> [Trecho fornecido]
......

Merdas acontecem. Sally e Somir concordam que perdão não é algo que se distribua indiscriminadamente, mas não se entendem quando pensamos no desenrolar da vida pós-perdão. Mágoas são realmente para sempre? Os impopulares nos perdoam pela bagunça recente dando suas opiniões.

Tema de hoje: Se alguém te magoa e você perdoa, é melhor esquecer o que te causou a mágoa?

SOMIR

Em primeiro lugar, admito que não estava num dos meus melhores momentos nos últimos dias. Vontade de apagar tudo e manter a pose de inabalável. Mas, o que está feito está feito. E considerando o que eu ganhei em troca, ficou barato, ficou muito barato… está na hora de esquecer os momentos ruins e se concentrar no que vem pela frente.

Sim, eu sou partidário de esquecer. Não aquela coisa maluca de fingir que não aconteceu… tem uma particularidade aqui. Como não estou com muito crédito na praça, desconfio que vá perder hoje. Mas pelo menos escutem meu argumento: o que que fica de útil de uma mágoa, um momento ruim da sua vida? A dor? A frustração? O desânimo? Claro que não. O que fica é a lição. Aprende-se com os tombos.

E o aprendizado é tudo o que você precisa ter. A mágoa é descartável, até porque o passado é imutável. Eu aprendi que fico muito mais cego do que achava quando sentimentos entravam em jogo. Sempre acreditei no controle total, na lógica de tomar decisões racionais em todas as situações. Na maior das alegrias ou das tristezas, sempre há uma verdade inabalável que deve ser encontrada.

E é aí que a teoria atrapalha a prática. Aprendi que se pode fabricar essa “verdade inabalável” em meio a uma crise e tomar decisões estúpidas. Achar que algo é lógico não é sinônimo desse algo ser lógico. Um erro dolorido que me custou muito tempo e quase me fez perder provavelmente a maior chance que a vida me colocou na frente não é algo que mereça ser revivido em culpa. O erro pertence ao passado.

......

> [Trechos das entradas]
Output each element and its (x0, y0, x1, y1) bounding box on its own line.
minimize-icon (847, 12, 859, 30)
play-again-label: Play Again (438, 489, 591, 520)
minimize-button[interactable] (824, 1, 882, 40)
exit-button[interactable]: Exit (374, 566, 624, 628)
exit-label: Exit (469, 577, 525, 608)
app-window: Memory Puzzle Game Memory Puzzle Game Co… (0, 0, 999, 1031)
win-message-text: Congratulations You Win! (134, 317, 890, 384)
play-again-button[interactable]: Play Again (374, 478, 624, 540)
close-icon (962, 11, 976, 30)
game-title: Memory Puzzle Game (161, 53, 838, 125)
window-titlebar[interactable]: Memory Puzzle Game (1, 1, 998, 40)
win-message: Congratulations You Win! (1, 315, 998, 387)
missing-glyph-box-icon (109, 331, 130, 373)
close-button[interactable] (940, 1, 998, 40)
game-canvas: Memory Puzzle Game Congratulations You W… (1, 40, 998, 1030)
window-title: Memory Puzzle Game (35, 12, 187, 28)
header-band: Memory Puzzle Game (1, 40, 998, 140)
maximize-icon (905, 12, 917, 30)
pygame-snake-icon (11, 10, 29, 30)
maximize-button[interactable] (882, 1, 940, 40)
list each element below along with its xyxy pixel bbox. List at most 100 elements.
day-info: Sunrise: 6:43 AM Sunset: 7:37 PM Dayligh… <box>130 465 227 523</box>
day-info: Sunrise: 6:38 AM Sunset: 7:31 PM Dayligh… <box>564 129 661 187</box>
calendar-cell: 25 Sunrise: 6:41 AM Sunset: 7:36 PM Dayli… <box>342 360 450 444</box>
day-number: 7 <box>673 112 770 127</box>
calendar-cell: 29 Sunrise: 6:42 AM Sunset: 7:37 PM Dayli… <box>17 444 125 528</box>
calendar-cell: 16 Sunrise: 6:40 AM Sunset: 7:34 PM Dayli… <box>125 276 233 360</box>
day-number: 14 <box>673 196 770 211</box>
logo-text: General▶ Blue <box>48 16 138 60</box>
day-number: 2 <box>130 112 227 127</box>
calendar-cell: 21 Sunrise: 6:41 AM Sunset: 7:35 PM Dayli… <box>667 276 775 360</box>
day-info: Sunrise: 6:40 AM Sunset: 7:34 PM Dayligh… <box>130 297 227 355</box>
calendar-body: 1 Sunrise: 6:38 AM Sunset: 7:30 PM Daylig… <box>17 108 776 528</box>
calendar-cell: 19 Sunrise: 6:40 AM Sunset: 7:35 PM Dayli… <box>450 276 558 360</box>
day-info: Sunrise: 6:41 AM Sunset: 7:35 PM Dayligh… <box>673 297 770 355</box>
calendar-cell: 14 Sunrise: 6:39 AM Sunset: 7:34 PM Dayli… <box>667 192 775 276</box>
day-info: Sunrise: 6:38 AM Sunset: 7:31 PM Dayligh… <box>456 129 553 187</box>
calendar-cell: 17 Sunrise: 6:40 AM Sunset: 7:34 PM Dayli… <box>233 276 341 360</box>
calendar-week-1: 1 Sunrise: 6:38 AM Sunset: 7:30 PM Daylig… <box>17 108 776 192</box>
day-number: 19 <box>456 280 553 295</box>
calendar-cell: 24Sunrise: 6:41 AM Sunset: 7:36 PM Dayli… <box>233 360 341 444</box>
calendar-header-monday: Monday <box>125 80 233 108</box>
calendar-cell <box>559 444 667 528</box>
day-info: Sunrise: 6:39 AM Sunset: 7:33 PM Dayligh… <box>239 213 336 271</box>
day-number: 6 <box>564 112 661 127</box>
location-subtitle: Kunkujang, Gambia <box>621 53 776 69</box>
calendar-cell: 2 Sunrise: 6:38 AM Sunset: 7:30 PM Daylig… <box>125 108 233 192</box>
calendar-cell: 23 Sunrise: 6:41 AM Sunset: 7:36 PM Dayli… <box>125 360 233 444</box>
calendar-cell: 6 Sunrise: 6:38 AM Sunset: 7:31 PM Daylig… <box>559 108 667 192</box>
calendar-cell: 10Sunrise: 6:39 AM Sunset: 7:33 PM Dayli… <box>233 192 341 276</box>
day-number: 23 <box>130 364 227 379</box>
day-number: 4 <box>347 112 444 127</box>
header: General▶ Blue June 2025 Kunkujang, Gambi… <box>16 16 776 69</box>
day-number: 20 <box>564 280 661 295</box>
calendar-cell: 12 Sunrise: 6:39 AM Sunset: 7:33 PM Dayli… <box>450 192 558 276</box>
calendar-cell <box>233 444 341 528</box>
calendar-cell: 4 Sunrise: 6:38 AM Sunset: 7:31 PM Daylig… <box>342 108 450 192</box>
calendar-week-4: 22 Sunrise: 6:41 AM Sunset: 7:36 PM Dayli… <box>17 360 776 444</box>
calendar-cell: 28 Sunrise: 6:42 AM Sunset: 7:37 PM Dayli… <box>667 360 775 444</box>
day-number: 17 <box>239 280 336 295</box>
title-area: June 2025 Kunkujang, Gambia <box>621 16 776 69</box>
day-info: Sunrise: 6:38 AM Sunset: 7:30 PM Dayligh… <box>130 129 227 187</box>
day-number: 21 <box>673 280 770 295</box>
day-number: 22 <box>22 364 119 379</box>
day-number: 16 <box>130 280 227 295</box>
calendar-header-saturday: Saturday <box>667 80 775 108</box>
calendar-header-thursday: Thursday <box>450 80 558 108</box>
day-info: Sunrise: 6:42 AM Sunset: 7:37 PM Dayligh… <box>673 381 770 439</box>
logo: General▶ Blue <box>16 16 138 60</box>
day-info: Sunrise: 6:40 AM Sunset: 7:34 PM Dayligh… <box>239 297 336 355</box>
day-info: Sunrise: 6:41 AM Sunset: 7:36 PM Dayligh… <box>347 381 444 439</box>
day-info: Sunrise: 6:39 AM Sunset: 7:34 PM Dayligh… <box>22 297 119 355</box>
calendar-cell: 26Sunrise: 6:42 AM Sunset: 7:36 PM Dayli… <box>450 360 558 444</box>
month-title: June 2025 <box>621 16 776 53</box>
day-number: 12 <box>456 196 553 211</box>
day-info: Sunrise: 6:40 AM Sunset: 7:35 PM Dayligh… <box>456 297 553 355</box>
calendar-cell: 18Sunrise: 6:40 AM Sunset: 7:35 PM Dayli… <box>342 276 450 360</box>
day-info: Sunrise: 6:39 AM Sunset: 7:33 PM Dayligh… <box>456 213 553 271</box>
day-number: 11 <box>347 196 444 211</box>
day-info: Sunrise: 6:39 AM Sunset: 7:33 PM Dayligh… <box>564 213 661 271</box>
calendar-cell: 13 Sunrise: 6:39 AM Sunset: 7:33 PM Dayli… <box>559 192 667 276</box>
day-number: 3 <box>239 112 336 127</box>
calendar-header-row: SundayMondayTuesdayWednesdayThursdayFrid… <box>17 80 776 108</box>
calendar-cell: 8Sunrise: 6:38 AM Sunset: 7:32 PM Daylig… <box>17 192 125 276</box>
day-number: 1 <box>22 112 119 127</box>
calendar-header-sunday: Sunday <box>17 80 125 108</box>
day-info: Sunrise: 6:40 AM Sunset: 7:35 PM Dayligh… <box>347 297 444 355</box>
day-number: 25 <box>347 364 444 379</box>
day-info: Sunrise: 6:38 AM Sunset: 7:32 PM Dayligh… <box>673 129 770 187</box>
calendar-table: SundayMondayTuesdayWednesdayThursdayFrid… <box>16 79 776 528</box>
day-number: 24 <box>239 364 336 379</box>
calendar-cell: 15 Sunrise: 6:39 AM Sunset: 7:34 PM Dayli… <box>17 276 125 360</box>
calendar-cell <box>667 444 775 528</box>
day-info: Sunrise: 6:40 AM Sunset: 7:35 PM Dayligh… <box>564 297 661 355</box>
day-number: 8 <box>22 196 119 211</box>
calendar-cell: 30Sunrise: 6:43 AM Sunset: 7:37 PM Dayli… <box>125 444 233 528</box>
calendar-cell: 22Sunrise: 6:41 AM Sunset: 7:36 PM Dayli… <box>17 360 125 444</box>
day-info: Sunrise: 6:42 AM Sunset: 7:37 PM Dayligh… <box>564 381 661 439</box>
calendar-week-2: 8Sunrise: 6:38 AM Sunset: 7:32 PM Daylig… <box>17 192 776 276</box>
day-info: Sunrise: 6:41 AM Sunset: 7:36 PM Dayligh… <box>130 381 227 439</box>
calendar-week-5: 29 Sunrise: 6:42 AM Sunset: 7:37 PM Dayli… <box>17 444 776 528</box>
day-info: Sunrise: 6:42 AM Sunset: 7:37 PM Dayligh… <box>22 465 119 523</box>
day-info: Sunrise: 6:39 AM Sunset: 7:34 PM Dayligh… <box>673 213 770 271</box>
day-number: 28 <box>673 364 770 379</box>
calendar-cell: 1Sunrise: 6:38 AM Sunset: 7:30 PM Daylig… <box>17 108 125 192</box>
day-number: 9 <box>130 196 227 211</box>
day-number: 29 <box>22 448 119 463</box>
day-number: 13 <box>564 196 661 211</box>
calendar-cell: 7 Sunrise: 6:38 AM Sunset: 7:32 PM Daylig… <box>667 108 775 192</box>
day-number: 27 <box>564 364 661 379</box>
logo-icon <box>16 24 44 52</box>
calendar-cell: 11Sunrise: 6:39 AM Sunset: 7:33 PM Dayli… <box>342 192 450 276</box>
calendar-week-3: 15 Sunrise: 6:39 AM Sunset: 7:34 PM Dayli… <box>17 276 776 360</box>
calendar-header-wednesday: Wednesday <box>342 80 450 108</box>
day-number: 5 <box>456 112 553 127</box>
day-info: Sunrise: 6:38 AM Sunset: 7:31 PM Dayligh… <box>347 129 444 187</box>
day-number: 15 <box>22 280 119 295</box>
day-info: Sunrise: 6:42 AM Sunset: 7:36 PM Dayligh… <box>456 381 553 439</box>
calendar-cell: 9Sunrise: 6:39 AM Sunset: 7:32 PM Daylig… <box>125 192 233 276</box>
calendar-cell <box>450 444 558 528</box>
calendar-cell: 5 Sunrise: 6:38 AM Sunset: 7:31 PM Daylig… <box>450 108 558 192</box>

......

> [Ações a realizar]
1 > Copie fielmente a parte do texto sobre perdão e mágoa começando em "Sim, eu sou" e seguindo até "deve ser encontrada.".
2 > Dê continuidade ao texto sobre perdão e mágoa a partir do ponto em que ele termina.

> [Respostas em ordem]
1 >
Sim, eu sou partidário de esquecer. Não aquela coisa maluca de fingir que não aconteceu… tem uma particularidade aqui. Como não estou com muito crédito na praça, desconfio que vá perder hoje. Mas pelo menos escutem meu argumento: o que que fica de útil de uma mágoa, um momento ruim da sua vida? A dor? A frustração? O desânimo? Claro que não. O que fica é a lição. Aprende-se com os tombos.

E o aprendizado é tudo o que você precisa ter. A mágoa é descartável, até porque o passado é imutável. Eu aprendi que fico muito mais cego do que achava quando sentimentos entravam em jogo. Sempre acreditei no controle total, na lógica de tomar decisões racionais em todas as situações. Na maior das alegrias ou das tristezas, sempre há uma verdade inabalável que deve ser encontrada.

2 >
O aprendizado é do presente. Desde quando o medo de perder é mais útil que ter as ferramentas para manter? Esquecer não é fingir que não aconteceu, esquecer é sacudir a poeira e se concentrar no que você pode fazer de melhor. Não sei se estou explicando demais algo que vocês já perceberam faz tempo, mas é essencial para o meu argumento: se eu perdôo alguém eu não quero mais ver essa pessoa pela lente distorcida de um erro que já passou, quero vê-la claramente através do que está fazendo para tornar o presente melhor.

Aprendam com o mestre: presumir demais faz mal. Quando se usa o erro já perdoado como modificador da sua percepção sobre alguém, você pode e vai enxergar coisas erradas sobre ela. O que te incomodou continua flutuando sobre a cabeça dela como um fantasma, pronto para te fazer pular em conclusões onde elas ainda não podem ser feitas. Se eu acredito tanto na minha capacidade de aprender, como não estender isso para quem eu quero por perto de mim? Só eu seria capaz de aprender? Ou pior: ninguém seria?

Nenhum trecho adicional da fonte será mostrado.